BEGIN TASK INPUT

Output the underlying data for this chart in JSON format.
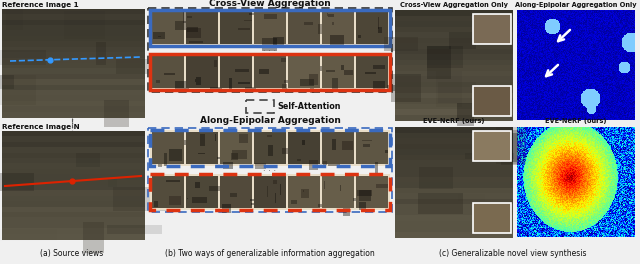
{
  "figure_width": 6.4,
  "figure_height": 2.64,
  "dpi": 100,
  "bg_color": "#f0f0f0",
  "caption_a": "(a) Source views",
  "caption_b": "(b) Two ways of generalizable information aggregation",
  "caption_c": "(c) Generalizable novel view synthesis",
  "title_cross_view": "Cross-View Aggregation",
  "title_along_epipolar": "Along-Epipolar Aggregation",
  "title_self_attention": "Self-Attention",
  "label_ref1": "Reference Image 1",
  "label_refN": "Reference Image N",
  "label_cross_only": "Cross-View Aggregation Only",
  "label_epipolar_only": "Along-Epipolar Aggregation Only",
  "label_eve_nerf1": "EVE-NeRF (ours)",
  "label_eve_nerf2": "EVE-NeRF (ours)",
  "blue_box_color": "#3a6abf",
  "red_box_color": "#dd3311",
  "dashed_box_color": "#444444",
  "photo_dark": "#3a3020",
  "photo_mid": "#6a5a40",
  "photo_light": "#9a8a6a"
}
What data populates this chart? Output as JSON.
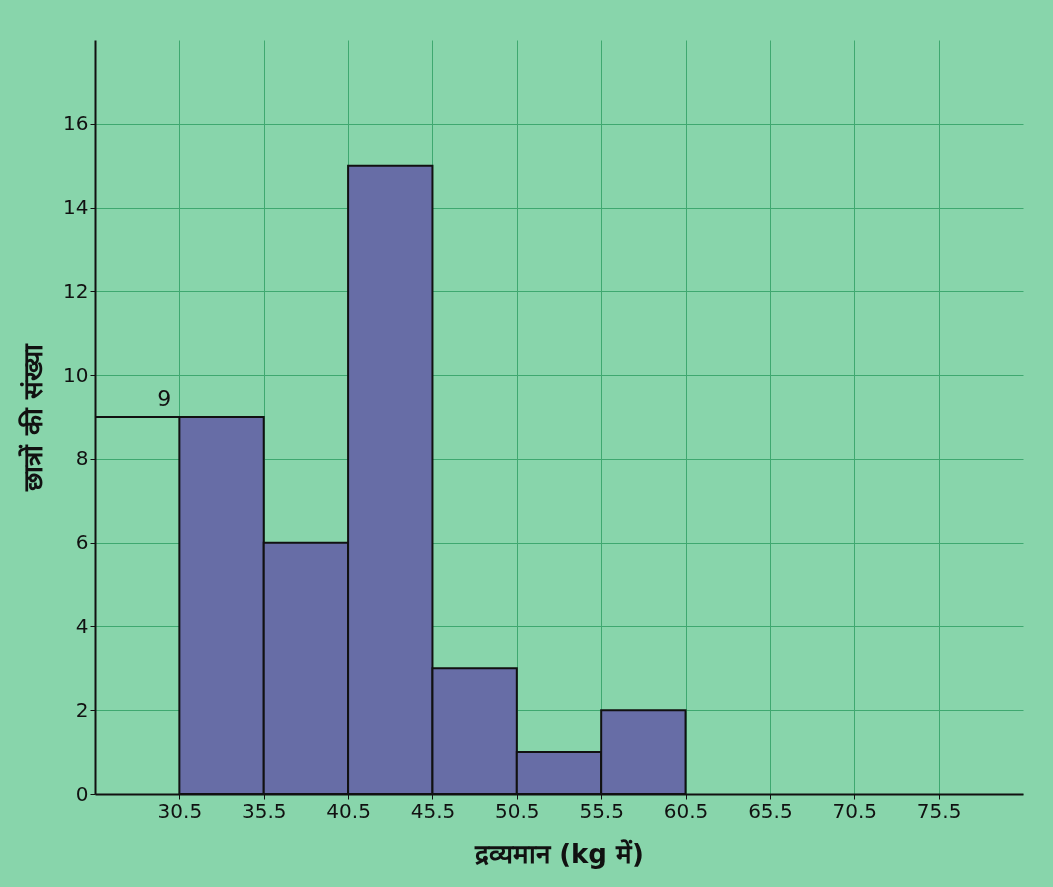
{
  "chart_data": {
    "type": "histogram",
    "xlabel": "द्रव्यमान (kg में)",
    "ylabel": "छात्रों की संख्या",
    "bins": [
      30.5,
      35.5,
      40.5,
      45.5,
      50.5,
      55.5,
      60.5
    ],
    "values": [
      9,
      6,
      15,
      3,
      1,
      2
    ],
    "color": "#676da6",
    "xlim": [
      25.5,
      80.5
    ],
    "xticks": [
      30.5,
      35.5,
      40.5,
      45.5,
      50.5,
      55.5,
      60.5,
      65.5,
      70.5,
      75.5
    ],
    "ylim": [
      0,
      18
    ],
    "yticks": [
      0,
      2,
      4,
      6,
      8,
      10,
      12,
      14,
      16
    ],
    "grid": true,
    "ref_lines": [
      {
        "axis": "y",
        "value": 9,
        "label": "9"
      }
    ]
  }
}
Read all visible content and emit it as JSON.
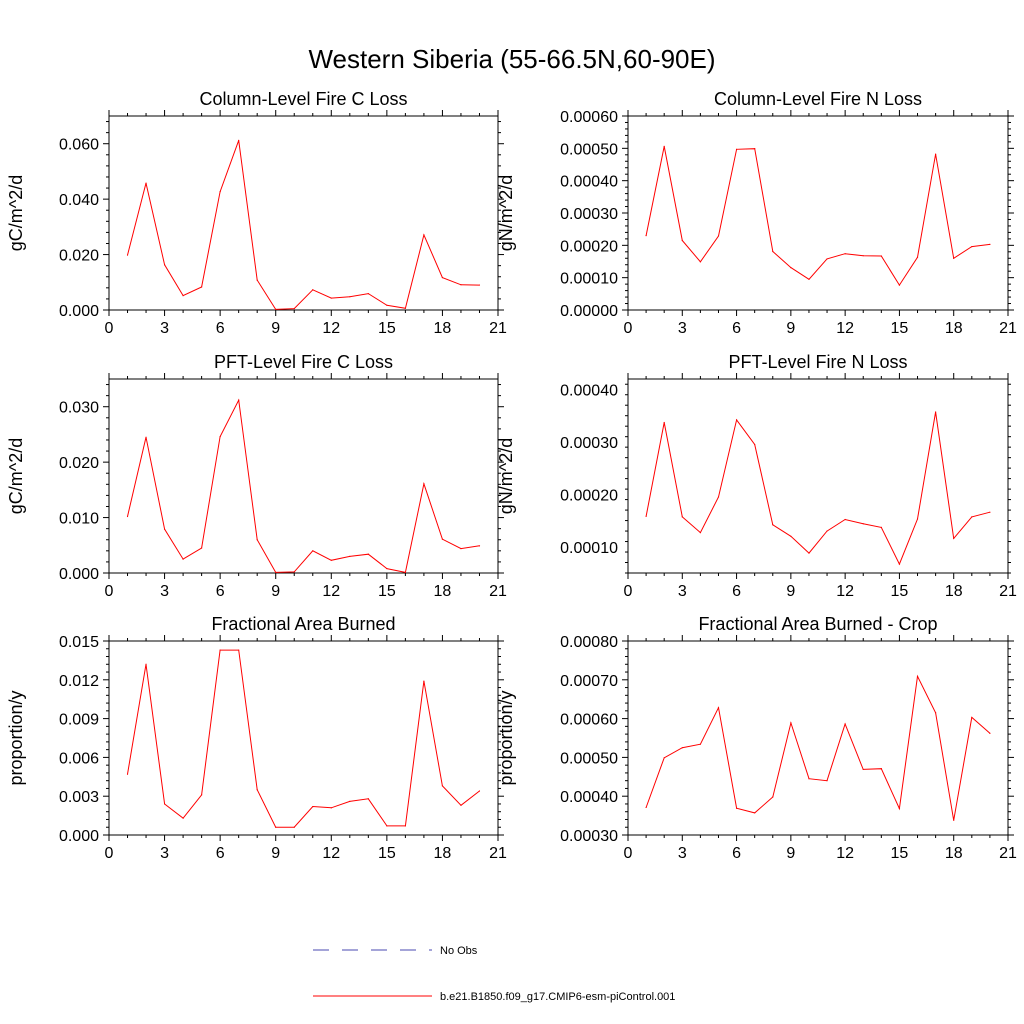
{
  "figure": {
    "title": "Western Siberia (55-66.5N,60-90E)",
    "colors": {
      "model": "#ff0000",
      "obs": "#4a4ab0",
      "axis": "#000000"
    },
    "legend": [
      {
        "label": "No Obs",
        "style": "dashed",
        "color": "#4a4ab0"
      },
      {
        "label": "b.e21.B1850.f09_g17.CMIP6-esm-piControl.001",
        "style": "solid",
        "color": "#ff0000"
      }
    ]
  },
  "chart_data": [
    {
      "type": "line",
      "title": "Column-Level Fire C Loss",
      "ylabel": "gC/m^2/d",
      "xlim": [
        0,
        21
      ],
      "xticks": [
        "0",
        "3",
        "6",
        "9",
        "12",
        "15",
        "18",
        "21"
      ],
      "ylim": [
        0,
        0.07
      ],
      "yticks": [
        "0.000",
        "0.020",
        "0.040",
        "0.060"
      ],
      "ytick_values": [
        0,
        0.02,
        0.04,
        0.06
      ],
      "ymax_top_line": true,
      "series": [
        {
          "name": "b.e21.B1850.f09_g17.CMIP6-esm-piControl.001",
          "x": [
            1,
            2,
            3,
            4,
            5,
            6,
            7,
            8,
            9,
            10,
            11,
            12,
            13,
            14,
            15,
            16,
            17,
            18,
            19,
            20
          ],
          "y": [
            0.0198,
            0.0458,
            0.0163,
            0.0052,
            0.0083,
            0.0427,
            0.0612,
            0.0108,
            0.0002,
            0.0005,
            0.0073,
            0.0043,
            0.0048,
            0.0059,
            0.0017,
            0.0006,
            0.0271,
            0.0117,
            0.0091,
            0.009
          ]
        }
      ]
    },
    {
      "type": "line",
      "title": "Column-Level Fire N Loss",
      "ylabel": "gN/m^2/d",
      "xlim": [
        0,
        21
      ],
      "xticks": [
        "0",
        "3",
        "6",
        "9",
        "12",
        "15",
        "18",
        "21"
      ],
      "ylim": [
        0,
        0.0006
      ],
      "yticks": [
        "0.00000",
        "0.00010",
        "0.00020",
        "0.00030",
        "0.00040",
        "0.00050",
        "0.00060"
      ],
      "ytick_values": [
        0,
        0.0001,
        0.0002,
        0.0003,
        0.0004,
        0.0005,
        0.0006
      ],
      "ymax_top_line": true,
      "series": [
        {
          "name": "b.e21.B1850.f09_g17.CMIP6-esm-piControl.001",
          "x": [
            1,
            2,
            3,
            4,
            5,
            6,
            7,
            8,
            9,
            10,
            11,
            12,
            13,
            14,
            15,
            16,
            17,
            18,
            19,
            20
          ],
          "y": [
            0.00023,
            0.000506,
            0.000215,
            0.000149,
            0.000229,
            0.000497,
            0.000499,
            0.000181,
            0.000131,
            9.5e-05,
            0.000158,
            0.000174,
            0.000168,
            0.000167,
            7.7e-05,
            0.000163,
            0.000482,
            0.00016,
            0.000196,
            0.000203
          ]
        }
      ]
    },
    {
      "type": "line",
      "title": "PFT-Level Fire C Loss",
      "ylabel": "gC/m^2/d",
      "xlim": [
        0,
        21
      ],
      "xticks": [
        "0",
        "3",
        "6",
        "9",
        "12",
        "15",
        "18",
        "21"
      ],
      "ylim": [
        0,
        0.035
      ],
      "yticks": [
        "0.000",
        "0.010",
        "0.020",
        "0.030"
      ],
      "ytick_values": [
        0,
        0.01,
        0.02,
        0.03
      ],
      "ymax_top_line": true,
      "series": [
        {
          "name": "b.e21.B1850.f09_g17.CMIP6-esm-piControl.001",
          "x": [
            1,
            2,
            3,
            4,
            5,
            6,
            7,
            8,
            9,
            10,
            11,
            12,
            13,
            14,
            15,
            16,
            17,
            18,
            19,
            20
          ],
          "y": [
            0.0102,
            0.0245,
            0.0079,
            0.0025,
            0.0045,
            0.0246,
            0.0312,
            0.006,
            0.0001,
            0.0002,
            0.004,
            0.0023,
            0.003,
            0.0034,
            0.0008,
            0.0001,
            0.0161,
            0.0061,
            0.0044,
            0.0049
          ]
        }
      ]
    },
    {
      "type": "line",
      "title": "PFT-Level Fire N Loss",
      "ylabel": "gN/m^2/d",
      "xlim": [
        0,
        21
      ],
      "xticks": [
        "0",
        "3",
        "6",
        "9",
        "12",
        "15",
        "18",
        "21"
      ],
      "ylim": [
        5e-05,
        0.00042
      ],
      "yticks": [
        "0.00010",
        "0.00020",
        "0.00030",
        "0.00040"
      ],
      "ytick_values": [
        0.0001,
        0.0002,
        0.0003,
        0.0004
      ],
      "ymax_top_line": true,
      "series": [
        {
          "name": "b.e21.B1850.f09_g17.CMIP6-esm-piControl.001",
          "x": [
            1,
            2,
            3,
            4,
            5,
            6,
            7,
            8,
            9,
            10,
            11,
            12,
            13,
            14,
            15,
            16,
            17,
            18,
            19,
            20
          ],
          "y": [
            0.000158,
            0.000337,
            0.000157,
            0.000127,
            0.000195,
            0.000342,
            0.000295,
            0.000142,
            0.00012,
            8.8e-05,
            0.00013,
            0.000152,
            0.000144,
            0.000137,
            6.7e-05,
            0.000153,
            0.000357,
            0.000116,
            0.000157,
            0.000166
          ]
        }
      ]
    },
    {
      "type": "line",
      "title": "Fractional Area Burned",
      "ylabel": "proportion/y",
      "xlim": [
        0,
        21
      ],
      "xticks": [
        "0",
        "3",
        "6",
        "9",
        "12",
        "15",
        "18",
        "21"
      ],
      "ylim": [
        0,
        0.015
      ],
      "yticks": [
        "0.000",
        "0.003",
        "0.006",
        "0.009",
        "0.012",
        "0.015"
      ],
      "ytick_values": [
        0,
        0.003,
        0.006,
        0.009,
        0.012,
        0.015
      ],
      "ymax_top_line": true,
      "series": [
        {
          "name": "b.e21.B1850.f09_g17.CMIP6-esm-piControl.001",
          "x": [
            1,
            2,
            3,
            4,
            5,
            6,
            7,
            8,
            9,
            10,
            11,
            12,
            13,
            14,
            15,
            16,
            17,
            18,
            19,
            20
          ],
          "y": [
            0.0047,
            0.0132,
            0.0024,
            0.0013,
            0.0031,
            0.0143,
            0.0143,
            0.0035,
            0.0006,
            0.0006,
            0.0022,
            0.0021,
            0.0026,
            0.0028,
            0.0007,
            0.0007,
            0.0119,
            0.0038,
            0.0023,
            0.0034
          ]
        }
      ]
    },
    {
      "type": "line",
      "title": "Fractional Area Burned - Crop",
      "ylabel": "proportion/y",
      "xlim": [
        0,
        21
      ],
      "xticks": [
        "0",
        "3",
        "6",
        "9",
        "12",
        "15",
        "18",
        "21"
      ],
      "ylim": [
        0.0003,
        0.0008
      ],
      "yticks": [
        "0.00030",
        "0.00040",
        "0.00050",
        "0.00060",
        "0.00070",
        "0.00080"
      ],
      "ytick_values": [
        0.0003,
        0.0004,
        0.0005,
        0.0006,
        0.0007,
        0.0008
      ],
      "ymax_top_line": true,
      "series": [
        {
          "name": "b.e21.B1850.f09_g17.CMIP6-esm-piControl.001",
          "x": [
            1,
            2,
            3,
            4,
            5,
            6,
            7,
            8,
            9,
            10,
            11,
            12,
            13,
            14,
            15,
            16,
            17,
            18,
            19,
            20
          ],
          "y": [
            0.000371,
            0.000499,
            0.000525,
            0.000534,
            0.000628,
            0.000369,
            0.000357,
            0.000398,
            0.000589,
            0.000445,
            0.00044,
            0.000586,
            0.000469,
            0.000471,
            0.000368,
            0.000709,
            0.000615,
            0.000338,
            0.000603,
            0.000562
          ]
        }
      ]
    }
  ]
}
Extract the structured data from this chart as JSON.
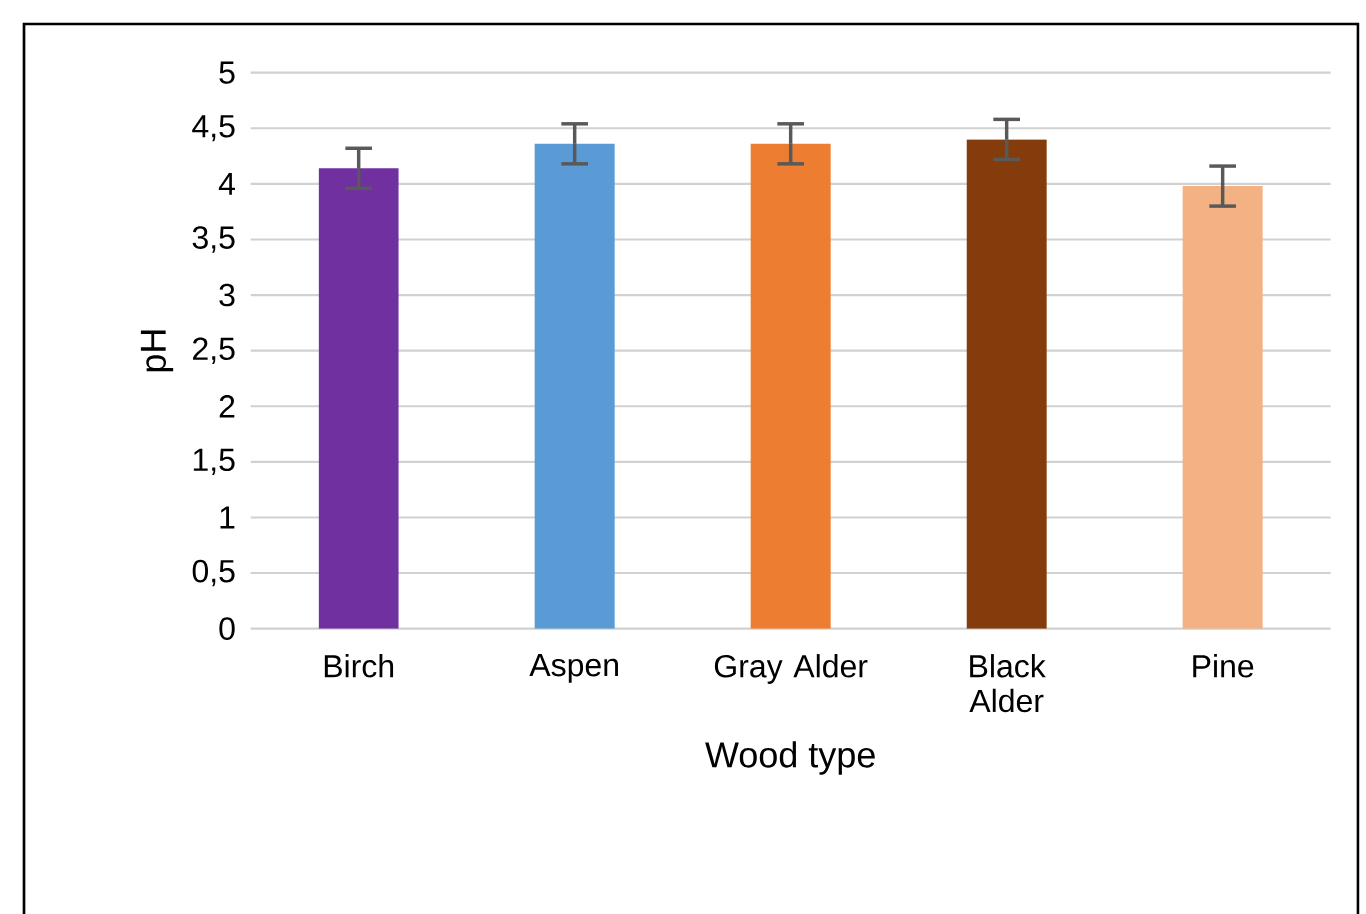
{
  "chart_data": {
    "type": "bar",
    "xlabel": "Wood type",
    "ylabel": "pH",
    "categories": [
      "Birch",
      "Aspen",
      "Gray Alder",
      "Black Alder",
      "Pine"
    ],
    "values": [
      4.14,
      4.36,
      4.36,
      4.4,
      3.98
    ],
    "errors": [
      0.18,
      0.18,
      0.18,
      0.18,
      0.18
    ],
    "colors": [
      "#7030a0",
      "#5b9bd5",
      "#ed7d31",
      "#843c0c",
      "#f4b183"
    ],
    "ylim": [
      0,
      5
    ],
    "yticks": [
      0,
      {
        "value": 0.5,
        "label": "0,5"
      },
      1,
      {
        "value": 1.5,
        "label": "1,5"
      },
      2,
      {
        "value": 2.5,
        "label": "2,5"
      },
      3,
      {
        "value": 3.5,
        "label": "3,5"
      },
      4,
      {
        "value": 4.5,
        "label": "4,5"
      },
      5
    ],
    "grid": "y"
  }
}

END TASK INPUT

**WRITTEN EXERCISE**
Collect the lines of the data that carry the word "Fractional".

**WRITTEN RESPONSE**
      "title": "Fractional Area Burned",
      "title": "Fractional Area Burned - Crop",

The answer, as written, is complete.